◆ **Written problem**:
The material below should be written out in full and exactly; pictures stay out of the copy.

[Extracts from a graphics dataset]
# # # #

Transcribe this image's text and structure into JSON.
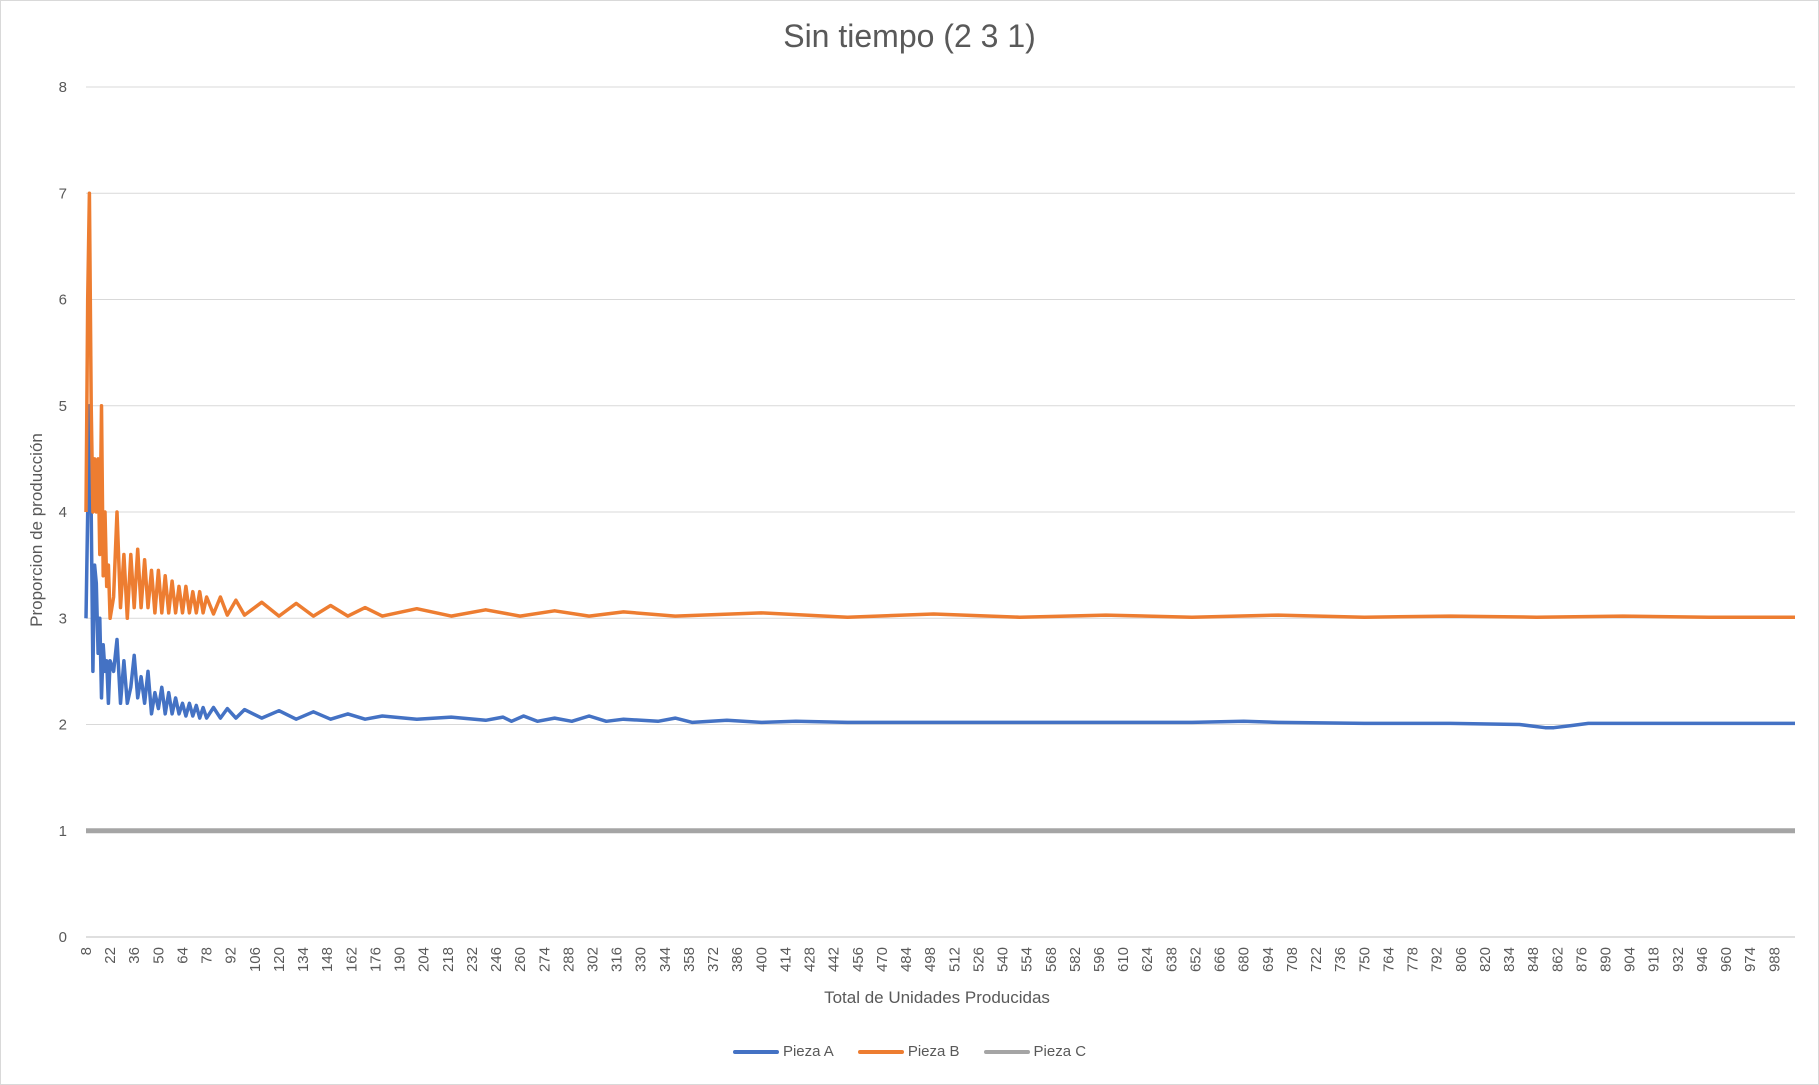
{
  "chart_data": {
    "type": "line",
    "title": "Sin tiempo (2 3 1)",
    "xlabel": "Total de Unidades Producidas",
    "ylabel": "Proporcion de producción",
    "ylim": [
      0,
      8
    ],
    "yticks": [
      "0",
      "1",
      "2",
      "3",
      "4",
      "5",
      "6",
      "7",
      "8"
    ],
    "xlim": [
      8,
      1000
    ],
    "xticks": [
      "8",
      "22",
      "36",
      "50",
      "64",
      "78",
      "92",
      "106",
      "120",
      "134",
      "148",
      "162",
      "176",
      "190",
      "204",
      "218",
      "232",
      "246",
      "260",
      "274",
      "288",
      "302",
      "316",
      "330",
      "344",
      "358",
      "372",
      "386",
      "400",
      "414",
      "428",
      "442",
      "456",
      "470",
      "484",
      "498",
      "512",
      "526",
      "540",
      "554",
      "568",
      "582",
      "596",
      "610",
      "624",
      "638",
      "652",
      "666",
      "680",
      "694",
      "708",
      "722",
      "736",
      "750",
      "764",
      "778",
      "792",
      "806",
      "820",
      "834",
      "848",
      "862",
      "876",
      "890",
      "904",
      "918",
      "932",
      "946",
      "960",
      "974",
      "988"
    ],
    "grid": true,
    "legend_position": "bottom",
    "series": [
      {
        "name": "Pieza A",
        "color": "#4472c4",
        "x": [
          8,
          9,
          10,
          11,
          12,
          13,
          14,
          15,
          16,
          17,
          18,
          19,
          20,
          21,
          22,
          24,
          26,
          28,
          30,
          32,
          34,
          36,
          38,
          40,
          42,
          44,
          46,
          48,
          50,
          52,
          54,
          56,
          58,
          60,
          62,
          64,
          66,
          68,
          70,
          72,
          74,
          76,
          78,
          82,
          86,
          90,
          95,
          100,
          110,
          120,
          130,
          140,
          150,
          160,
          170,
          180,
          200,
          220,
          240,
          250,
          255,
          262,
          270,
          280,
          290,
          300,
          310,
          320,
          340,
          350,
          360,
          380,
          400,
          420,
          450,
          500,
          550,
          600,
          650,
          680,
          700,
          750,
          800,
          840,
          855,
          860,
          870,
          880,
          900,
          950,
          1000
        ],
        "y": [
          3.0,
          4.0,
          5.0,
          4.0,
          2.5,
          3.5,
          3.33,
          2.67,
          3.0,
          2.25,
          2.75,
          2.5,
          2.6,
          2.2,
          2.6,
          2.5,
          2.8,
          2.2,
          2.6,
          2.2,
          2.35,
          2.65,
          2.25,
          2.45,
          2.2,
          2.5,
          2.1,
          2.3,
          2.15,
          2.35,
          2.1,
          2.3,
          2.1,
          2.25,
          2.1,
          2.2,
          2.08,
          2.2,
          2.08,
          2.18,
          2.06,
          2.16,
          2.06,
          2.16,
          2.06,
          2.15,
          2.06,
          2.14,
          2.06,
          2.13,
          2.05,
          2.12,
          2.05,
          2.1,
          2.05,
          2.08,
          2.05,
          2.07,
          2.04,
          2.07,
          2.03,
          2.08,
          2.03,
          2.06,
          2.03,
          2.08,
          2.03,
          2.05,
          2.03,
          2.06,
          2.02,
          2.04,
          2.02,
          2.03,
          2.02,
          2.02,
          2.02,
          2.02,
          2.02,
          2.03,
          2.02,
          2.01,
          2.01,
          2.0,
          1.97,
          1.97,
          1.99,
          2.01,
          2.01,
          2.01,
          2.01
        ]
      },
      {
        "name": "Pieza B",
        "color": "#ed7d31",
        "x": [
          8,
          9,
          10,
          11,
          12,
          13,
          14,
          15,
          16,
          17,
          18,
          19,
          20,
          21,
          22,
          24,
          26,
          28,
          30,
          32,
          34,
          36,
          38,
          40,
          42,
          44,
          46,
          48,
          50,
          52,
          54,
          56,
          58,
          60,
          62,
          64,
          66,
          68,
          70,
          72,
          74,
          76,
          78,
          82,
          86,
          90,
          95,
          100,
          110,
          120,
          130,
          140,
          150,
          160,
          170,
          180,
          200,
          220,
          240,
          260,
          280,
          300,
          320,
          350,
          400,
          450,
          500,
          550,
          600,
          650,
          700,
          750,
          800,
          850,
          900,
          950,
          1000
        ],
        "y": [
          4.0,
          6.0,
          7.0,
          5.0,
          4.0,
          4.5,
          4.0,
          4.5,
          3.6,
          5.0,
          3.4,
          4.0,
          3.3,
          3.5,
          3.0,
          3.2,
          4.0,
          3.1,
          3.6,
          3.0,
          3.6,
          3.1,
          3.65,
          3.1,
          3.55,
          3.1,
          3.45,
          3.05,
          3.45,
          3.05,
          3.4,
          3.05,
          3.35,
          3.05,
          3.3,
          3.05,
          3.3,
          3.05,
          3.25,
          3.05,
          3.25,
          3.05,
          3.2,
          3.04,
          3.2,
          3.03,
          3.17,
          3.03,
          3.15,
          3.02,
          3.14,
          3.02,
          3.12,
          3.02,
          3.1,
          3.02,
          3.09,
          3.02,
          3.08,
          3.02,
          3.07,
          3.02,
          3.06,
          3.02,
          3.05,
          3.01,
          3.04,
          3.01,
          3.03,
          3.01,
          3.03,
          3.01,
          3.02,
          3.01,
          3.02,
          3.01,
          3.01
        ]
      },
      {
        "name": "Pieza C",
        "color": "#a5a5a5",
        "x": [
          8,
          1000
        ],
        "y": [
          1,
          1
        ]
      }
    ]
  }
}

# # # #

◆ **Response to the task**:
Transcribe this image's text and structure into JSON.
{
  "chart_data": {
    "type": "line",
    "title": "Sin tiempo (2 3 1)",
    "xlabel": "Total de Unidades Producidas",
    "ylabel": "Proporcion de producción",
    "ylim": [
      0,
      8
    ],
    "yticks": [
      "0",
      "1",
      "2",
      "3",
      "4",
      "5",
      "6",
      "7",
      "8"
    ],
    "xlim": [
      8,
      1000
    ],
    "xticks": [
      "8",
      "22",
      "36",
      "50",
      "64",
      "78",
      "92",
      "106",
      "120",
      "134",
      "148",
      "162",
      "176",
      "190",
      "204",
      "218",
      "232",
      "246",
      "260",
      "274",
      "288",
      "302",
      "316",
      "330",
      "344",
      "358",
      "372",
      "386",
      "400",
      "414",
      "428",
      "442",
      "456",
      "470",
      "484",
      "498",
      "512",
      "526",
      "540",
      "554",
      "568",
      "582",
      "596",
      "610",
      "624",
      "638",
      "652",
      "666",
      "680",
      "694",
      "708",
      "722",
      "736",
      "750",
      "764",
      "778",
      "792",
      "806",
      "820",
      "834",
      "848",
      "862",
      "876",
      "890",
      "904",
      "918",
      "932",
      "946",
      "960",
      "974",
      "988"
    ],
    "grid": true,
    "legend_position": "bottom",
    "series": [
      {
        "name": "Pieza A",
        "color": "#4472c4",
        "x": [
          8,
          9,
          10,
          11,
          12,
          13,
          14,
          15,
          16,
          17,
          18,
          19,
          20,
          21,
          22,
          24,
          26,
          28,
          30,
          32,
          34,
          36,
          38,
          40,
          42,
          44,
          46,
          48,
          50,
          52,
          54,
          56,
          58,
          60,
          62,
          64,
          66,
          68,
          70,
          72,
          74,
          76,
          78,
          82,
          86,
          90,
          95,
          100,
          110,
          120,
          130,
          140,
          150,
          160,
          170,
          180,
          200,
          220,
          240,
          250,
          255,
          262,
          270,
          280,
          290,
          300,
          310,
          320,
          340,
          350,
          360,
          380,
          400,
          420,
          450,
          500,
          550,
          600,
          650,
          680,
          700,
          750,
          800,
          840,
          855,
          860,
          870,
          880,
          900,
          950,
          1000
        ],
        "y": [
          3.0,
          4.0,
          5.0,
          4.0,
          2.5,
          3.5,
          3.33,
          2.67,
          3.0,
          2.25,
          2.75,
          2.5,
          2.6,
          2.2,
          2.6,
          2.5,
          2.8,
          2.2,
          2.6,
          2.2,
          2.35,
          2.65,
          2.25,
          2.45,
          2.2,
          2.5,
          2.1,
          2.3,
          2.15,
          2.35,
          2.1,
          2.3,
          2.1,
          2.25,
          2.1,
          2.2,
          2.08,
          2.2,
          2.08,
          2.18,
          2.06,
          2.16,
          2.06,
          2.16,
          2.06,
          2.15,
          2.06,
          2.14,
          2.06,
          2.13,
          2.05,
          2.12,
          2.05,
          2.1,
          2.05,
          2.08,
          2.05,
          2.07,
          2.04,
          2.07,
          2.03,
          2.08,
          2.03,
          2.06,
          2.03,
          2.08,
          2.03,
          2.05,
          2.03,
          2.06,
          2.02,
          2.04,
          2.02,
          2.03,
          2.02,
          2.02,
          2.02,
          2.02,
          2.02,
          2.03,
          2.02,
          2.01,
          2.01,
          2.0,
          1.97,
          1.97,
          1.99,
          2.01,
          2.01,
          2.01,
          2.01
        ]
      },
      {
        "name": "Pieza B",
        "color": "#ed7d31",
        "x": [
          8,
          9,
          10,
          11,
          12,
          13,
          14,
          15,
          16,
          17,
          18,
          19,
          20,
          21,
          22,
          24,
          26,
          28,
          30,
          32,
          34,
          36,
          38,
          40,
          42,
          44,
          46,
          48,
          50,
          52,
          54,
          56,
          58,
          60,
          62,
          64,
          66,
          68,
          70,
          72,
          74,
          76,
          78,
          82,
          86,
          90,
          95,
          100,
          110,
          120,
          130,
          140,
          150,
          160,
          170,
          180,
          200,
          220,
          240,
          260,
          280,
          300,
          320,
          350,
          400,
          450,
          500,
          550,
          600,
          650,
          700,
          750,
          800,
          850,
          900,
          950,
          1000
        ],
        "y": [
          4.0,
          6.0,
          7.0,
          5.0,
          4.0,
          4.5,
          4.0,
          4.5,
          3.6,
          5.0,
          3.4,
          4.0,
          3.3,
          3.5,
          3.0,
          3.2,
          4.0,
          3.1,
          3.6,
          3.0,
          3.6,
          3.1,
          3.65,
          3.1,
          3.55,
          3.1,
          3.45,
          3.05,
          3.45,
          3.05,
          3.4,
          3.05,
          3.35,
          3.05,
          3.3,
          3.05,
          3.3,
          3.05,
          3.25,
          3.05,
          3.25,
          3.05,
          3.2,
          3.04,
          3.2,
          3.03,
          3.17,
          3.03,
          3.15,
          3.02,
          3.14,
          3.02,
          3.12,
          3.02,
          3.1,
          3.02,
          3.09,
          3.02,
          3.08,
          3.02,
          3.07,
          3.02,
          3.06,
          3.02,
          3.05,
          3.01,
          3.04,
          3.01,
          3.03,
          3.01,
          3.03,
          3.01,
          3.02,
          3.01,
          3.02,
          3.01,
          3.01
        ]
      },
      {
        "name": "Pieza C",
        "color": "#a5a5a5",
        "x": [
          8,
          1000
        ],
        "y": [
          1,
          1
        ]
      }
    ]
  }
}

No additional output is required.